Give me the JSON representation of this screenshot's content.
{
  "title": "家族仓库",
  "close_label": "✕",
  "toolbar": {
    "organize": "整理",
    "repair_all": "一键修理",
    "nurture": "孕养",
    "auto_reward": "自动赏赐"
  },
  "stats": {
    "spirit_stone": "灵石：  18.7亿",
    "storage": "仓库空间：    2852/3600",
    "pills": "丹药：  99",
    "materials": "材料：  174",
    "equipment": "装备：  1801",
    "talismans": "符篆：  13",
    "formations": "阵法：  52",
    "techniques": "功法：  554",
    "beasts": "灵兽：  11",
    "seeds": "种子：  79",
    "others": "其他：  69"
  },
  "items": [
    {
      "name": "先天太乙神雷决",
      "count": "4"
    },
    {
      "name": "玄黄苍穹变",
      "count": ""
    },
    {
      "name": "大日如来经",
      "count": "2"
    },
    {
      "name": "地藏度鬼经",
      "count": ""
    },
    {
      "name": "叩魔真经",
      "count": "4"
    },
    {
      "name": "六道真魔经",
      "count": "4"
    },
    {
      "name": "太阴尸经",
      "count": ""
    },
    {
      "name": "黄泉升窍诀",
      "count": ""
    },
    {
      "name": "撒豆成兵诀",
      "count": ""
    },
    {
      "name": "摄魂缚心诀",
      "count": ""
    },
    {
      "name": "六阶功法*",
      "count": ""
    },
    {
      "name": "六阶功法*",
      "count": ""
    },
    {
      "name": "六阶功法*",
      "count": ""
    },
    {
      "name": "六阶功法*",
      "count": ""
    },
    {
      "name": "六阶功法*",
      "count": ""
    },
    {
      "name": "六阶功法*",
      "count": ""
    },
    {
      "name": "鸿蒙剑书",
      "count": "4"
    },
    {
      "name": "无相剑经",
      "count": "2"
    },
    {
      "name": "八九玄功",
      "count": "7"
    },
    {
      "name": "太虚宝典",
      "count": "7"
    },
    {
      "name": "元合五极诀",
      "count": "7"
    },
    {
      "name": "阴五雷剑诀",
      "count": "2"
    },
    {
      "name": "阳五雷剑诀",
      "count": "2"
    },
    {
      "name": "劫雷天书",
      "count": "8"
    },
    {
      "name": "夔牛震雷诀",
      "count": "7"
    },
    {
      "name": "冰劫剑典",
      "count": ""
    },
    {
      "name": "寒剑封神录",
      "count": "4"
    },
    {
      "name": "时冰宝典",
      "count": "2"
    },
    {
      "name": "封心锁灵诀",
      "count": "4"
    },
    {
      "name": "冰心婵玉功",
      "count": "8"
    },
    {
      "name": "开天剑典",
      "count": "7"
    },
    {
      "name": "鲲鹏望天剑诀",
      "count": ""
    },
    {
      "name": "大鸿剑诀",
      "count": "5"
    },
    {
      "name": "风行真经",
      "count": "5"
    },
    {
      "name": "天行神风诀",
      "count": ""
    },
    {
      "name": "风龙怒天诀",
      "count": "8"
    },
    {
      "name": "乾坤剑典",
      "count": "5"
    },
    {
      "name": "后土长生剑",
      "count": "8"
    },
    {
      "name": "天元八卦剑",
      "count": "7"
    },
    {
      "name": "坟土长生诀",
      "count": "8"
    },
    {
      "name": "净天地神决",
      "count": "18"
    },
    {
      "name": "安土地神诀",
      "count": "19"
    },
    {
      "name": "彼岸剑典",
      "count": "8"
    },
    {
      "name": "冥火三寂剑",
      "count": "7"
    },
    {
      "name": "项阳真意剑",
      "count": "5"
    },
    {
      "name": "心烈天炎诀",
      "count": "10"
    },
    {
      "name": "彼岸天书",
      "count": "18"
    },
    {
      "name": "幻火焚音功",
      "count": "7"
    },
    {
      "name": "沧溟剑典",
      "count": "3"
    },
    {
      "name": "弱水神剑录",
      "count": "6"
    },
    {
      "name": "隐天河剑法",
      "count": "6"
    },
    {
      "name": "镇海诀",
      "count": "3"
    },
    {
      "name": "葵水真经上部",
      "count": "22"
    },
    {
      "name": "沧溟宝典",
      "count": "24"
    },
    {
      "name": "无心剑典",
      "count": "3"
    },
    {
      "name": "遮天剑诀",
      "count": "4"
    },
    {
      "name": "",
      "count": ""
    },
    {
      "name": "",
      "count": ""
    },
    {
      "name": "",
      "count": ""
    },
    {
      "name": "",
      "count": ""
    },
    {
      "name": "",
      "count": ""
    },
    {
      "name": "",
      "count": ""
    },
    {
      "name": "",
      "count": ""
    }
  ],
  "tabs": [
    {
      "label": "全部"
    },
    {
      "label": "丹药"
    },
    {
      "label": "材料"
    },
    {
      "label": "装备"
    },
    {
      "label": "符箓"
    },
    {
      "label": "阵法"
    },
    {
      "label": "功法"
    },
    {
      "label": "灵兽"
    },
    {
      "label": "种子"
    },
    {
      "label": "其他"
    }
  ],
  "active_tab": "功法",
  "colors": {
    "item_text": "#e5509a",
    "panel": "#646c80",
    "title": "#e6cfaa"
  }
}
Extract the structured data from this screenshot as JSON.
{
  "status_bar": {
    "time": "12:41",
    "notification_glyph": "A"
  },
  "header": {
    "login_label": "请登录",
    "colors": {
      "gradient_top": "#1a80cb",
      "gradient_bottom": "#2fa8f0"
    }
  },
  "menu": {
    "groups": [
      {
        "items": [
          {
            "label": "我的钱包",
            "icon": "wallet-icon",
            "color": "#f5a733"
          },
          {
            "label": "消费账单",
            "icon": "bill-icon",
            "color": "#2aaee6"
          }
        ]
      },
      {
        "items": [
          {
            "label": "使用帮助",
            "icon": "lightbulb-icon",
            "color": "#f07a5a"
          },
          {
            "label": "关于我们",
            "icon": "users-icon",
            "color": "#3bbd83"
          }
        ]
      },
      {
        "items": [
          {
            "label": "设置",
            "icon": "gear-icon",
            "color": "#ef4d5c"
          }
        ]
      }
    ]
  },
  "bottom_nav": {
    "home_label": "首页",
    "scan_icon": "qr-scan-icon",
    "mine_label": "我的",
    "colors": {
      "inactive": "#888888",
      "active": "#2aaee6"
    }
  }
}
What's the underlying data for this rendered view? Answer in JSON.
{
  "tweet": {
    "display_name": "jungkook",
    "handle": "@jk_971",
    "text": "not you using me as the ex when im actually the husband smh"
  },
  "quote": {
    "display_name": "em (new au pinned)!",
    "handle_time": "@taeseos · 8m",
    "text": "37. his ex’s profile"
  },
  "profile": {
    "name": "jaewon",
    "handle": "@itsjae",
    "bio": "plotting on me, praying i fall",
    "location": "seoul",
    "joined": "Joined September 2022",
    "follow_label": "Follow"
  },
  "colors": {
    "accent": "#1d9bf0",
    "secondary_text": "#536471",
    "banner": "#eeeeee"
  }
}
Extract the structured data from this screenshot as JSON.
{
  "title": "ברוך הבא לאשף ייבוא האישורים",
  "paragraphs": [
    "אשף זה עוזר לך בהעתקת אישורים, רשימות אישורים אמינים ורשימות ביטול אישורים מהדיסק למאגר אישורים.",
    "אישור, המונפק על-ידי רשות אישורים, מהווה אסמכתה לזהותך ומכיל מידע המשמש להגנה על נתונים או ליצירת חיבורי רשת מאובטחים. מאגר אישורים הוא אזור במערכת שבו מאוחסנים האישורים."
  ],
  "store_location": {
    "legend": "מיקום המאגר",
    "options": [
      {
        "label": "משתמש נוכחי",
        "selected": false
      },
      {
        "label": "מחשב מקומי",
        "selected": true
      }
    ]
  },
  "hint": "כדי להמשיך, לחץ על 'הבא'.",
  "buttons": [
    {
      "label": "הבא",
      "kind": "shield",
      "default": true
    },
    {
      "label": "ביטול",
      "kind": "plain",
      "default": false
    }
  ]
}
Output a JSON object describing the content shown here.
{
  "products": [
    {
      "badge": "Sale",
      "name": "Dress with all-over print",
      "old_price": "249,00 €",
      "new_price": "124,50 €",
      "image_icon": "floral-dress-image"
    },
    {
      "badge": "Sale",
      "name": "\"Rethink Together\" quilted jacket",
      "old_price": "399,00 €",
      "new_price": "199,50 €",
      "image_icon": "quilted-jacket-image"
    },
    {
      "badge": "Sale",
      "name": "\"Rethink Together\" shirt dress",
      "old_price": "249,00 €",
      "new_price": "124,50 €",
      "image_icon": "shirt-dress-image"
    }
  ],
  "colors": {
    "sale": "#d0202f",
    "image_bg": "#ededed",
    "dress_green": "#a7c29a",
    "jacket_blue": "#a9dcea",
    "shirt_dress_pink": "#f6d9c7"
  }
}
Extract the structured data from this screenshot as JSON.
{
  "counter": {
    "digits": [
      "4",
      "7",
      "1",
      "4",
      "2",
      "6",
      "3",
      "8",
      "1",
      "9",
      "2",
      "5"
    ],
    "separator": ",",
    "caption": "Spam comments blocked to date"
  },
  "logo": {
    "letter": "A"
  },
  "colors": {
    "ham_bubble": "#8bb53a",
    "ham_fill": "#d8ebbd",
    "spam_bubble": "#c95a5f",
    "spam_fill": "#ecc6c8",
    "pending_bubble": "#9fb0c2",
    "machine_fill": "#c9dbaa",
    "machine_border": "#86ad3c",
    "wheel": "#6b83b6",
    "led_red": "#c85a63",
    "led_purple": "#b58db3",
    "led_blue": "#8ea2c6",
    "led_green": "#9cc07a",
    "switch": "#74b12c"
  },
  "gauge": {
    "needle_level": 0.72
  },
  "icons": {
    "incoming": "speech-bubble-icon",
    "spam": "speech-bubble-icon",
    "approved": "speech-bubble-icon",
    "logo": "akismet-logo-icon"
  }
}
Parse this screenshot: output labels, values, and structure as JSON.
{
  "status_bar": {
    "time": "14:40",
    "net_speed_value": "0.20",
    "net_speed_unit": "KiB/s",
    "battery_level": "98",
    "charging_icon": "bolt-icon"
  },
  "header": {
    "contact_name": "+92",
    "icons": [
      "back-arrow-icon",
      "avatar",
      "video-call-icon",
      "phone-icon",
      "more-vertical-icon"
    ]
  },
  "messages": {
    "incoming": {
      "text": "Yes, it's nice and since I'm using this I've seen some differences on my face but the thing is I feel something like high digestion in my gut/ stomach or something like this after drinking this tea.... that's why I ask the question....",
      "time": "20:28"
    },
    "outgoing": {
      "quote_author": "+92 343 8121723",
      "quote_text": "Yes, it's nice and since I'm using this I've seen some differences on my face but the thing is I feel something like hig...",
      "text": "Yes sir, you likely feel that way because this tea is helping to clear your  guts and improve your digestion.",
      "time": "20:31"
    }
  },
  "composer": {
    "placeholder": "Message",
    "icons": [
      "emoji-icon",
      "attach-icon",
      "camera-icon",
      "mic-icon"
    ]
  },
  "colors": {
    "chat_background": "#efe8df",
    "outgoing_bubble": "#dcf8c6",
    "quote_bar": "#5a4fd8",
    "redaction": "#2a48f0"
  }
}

════

WHAT IS NEEDED >>
Copy every line above that holds the word "using".

SOLVED EXERCISE >>
    "text": "not you using me as the ex when im actually the husband smh"
      "text": "Yes, it's nice and since I'm using this I've seen some differences on my face but the thing is I feel something like high digestion in my gut/ stomach or something like this after drinking this tea.... that's why I ask the question....",
      "quote_text": "Yes, it's nice and since I'm using this I've seen some differences on my face but the thing is I feel something like hig...",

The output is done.